YOUR GOAL. Your task is to locate every line holding the string "placeholder" and to copy each of them.

BEGIN TASK INPUT

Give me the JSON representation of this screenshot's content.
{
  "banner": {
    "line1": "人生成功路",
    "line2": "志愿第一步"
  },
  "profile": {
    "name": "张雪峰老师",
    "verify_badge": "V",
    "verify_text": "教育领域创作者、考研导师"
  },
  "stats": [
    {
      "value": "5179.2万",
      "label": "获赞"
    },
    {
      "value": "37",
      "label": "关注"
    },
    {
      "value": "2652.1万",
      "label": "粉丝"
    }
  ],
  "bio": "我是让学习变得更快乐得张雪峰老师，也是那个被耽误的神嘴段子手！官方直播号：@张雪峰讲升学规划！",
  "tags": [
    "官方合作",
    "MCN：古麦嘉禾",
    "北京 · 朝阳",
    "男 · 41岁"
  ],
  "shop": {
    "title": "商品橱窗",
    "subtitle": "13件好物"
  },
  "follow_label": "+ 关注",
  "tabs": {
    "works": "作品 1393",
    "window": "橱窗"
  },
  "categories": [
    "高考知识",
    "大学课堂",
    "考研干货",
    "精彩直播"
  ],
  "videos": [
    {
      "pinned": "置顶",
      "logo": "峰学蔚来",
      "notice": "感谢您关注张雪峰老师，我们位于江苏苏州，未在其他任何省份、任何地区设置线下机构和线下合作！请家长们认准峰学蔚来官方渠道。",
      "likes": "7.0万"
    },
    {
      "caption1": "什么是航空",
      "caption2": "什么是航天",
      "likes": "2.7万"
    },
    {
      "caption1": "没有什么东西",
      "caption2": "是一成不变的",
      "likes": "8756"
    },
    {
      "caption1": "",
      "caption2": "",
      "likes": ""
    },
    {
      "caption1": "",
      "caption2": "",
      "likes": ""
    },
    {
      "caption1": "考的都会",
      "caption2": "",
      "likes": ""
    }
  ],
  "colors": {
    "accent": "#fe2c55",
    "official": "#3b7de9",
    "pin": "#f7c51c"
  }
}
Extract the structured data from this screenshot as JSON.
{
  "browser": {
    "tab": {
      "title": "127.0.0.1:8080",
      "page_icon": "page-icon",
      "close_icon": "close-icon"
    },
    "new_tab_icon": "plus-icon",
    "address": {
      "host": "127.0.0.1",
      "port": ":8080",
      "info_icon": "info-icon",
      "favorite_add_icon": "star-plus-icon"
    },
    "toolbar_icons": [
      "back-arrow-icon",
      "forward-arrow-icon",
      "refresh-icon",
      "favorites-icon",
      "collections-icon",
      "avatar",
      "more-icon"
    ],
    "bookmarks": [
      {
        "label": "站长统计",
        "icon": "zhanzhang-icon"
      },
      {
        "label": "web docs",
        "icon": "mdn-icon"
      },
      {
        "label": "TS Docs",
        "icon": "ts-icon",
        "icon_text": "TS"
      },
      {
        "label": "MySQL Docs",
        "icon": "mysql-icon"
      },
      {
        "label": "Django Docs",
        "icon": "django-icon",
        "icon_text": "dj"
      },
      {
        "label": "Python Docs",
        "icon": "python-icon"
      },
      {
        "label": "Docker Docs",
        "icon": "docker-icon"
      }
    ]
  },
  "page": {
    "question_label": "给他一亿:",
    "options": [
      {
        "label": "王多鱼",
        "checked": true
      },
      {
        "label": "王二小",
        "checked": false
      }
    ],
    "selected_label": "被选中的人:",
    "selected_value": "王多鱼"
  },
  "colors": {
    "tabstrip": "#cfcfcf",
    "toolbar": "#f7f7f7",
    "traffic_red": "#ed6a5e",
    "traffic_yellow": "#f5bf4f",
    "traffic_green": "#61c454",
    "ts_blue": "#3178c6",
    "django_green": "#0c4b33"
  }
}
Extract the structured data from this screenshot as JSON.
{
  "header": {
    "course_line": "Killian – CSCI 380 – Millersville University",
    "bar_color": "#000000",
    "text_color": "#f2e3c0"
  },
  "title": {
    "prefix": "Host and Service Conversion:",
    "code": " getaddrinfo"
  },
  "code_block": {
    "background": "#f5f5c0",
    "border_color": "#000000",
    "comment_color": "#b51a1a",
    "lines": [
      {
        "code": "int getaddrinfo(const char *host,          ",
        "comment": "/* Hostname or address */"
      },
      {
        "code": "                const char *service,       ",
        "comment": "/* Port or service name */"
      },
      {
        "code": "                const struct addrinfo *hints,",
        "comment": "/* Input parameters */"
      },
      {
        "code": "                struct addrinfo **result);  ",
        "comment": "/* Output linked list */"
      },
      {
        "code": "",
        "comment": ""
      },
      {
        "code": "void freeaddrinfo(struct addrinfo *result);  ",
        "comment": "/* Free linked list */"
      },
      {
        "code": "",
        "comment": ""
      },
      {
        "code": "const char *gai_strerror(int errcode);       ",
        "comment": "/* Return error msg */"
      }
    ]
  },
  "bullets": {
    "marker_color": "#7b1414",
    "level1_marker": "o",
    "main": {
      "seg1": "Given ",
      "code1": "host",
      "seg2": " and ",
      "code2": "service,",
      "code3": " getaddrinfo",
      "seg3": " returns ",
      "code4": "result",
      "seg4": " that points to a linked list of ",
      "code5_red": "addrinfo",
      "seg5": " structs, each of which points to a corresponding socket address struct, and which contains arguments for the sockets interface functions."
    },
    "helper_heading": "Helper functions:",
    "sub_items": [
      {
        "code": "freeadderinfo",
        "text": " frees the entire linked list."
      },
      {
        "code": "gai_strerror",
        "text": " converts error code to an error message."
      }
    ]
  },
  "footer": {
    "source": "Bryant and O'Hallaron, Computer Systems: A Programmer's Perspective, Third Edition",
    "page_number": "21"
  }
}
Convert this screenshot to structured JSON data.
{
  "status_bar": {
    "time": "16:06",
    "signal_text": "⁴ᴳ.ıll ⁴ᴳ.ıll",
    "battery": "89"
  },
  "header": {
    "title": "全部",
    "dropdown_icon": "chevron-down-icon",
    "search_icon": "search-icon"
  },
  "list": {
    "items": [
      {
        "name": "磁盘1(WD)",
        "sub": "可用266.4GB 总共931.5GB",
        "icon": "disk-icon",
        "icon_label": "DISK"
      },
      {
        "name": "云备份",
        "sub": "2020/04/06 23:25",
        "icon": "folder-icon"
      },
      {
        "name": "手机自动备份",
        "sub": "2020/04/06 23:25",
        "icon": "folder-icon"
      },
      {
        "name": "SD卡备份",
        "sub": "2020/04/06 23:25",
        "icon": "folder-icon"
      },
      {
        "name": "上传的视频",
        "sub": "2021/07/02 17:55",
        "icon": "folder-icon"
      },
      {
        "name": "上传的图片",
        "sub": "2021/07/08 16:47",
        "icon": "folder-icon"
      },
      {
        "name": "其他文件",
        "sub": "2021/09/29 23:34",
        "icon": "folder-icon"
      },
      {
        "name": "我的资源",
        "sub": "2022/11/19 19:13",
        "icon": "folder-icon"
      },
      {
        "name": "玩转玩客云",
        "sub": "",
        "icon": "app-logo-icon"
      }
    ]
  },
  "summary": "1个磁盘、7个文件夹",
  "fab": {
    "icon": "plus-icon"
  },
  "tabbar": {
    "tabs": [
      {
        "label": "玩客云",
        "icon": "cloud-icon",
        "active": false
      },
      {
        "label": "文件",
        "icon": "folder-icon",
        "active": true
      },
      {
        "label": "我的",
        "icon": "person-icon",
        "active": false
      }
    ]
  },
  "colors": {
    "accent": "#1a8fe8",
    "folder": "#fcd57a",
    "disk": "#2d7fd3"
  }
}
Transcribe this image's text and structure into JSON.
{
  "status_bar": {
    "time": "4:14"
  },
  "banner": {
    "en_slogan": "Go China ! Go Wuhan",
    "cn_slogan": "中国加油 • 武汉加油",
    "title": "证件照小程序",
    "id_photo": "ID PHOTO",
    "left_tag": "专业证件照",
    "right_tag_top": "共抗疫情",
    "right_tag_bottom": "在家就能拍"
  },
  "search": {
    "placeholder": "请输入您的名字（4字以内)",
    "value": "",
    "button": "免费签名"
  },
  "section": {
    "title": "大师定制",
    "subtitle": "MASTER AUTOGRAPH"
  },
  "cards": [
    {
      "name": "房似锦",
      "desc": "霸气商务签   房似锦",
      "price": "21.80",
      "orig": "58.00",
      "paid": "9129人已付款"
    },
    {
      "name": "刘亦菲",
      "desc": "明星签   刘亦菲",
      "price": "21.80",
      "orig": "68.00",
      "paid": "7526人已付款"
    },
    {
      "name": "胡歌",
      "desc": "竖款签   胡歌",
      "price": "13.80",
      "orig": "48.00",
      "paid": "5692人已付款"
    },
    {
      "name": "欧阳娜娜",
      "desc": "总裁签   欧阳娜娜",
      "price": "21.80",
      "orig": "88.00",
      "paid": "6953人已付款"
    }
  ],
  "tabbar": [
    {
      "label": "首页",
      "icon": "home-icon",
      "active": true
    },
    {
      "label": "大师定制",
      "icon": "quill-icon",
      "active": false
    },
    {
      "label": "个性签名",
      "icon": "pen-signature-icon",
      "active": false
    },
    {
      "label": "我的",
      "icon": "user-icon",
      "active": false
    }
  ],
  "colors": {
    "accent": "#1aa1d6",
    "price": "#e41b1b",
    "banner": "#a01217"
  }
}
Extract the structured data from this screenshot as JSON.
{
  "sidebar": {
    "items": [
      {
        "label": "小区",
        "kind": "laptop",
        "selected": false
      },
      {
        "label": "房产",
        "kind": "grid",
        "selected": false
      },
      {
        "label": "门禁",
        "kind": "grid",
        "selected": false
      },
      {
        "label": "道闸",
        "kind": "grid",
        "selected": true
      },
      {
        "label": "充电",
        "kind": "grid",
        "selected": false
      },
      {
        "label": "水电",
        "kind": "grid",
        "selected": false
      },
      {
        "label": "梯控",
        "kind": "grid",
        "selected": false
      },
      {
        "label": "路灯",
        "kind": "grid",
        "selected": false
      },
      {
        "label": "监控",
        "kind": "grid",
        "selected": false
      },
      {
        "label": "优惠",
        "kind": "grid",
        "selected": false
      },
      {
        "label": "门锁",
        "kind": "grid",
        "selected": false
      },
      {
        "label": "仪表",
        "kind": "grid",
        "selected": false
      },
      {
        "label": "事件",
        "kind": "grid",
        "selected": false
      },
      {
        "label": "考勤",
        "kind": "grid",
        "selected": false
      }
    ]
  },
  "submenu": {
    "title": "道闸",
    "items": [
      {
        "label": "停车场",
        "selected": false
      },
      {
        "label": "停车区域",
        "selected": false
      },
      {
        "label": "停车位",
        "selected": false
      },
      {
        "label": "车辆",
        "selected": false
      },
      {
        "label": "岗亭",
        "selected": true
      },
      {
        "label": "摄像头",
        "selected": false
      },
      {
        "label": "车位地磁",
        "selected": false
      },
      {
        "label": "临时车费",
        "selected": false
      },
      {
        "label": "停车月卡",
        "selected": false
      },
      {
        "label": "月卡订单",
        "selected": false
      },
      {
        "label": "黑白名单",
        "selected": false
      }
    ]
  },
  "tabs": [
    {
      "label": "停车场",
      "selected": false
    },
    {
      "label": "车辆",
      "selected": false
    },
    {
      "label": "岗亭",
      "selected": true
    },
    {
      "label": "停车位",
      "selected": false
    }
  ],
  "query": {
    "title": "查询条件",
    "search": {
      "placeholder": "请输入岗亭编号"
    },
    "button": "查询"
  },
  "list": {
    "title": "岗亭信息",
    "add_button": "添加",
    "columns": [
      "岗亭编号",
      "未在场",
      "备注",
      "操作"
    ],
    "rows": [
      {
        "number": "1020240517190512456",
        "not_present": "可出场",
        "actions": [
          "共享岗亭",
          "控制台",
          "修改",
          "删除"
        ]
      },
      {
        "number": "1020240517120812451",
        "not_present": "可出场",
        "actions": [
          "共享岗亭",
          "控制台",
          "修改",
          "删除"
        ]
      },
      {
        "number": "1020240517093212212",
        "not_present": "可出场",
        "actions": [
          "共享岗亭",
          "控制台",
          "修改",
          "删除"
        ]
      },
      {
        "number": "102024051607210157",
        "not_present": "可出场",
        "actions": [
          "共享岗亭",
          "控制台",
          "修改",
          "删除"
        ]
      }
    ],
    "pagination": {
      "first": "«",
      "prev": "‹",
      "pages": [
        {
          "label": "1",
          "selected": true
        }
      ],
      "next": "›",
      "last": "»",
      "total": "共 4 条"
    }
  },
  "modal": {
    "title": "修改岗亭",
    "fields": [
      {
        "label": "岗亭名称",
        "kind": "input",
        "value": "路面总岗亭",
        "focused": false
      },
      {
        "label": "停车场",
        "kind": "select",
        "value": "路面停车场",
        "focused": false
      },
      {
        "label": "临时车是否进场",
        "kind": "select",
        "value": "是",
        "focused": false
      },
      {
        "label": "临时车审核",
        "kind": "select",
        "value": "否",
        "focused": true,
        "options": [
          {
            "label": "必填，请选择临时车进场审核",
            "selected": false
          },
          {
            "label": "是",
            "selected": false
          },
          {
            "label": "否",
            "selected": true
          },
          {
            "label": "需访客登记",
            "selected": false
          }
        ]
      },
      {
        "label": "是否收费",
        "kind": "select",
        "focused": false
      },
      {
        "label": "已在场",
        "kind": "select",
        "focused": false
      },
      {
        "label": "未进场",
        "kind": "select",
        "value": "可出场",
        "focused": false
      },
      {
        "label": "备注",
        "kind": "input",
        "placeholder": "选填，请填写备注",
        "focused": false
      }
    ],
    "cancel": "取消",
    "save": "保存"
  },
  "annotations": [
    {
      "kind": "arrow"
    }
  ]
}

END TASK INPUT

PROBLEM SOLUTION.
    "placeholder": "请输入您的名字（4字以内)",
      "placeholder": "请输入岗亭编号"
        "placeholder": "选填，请填写备注",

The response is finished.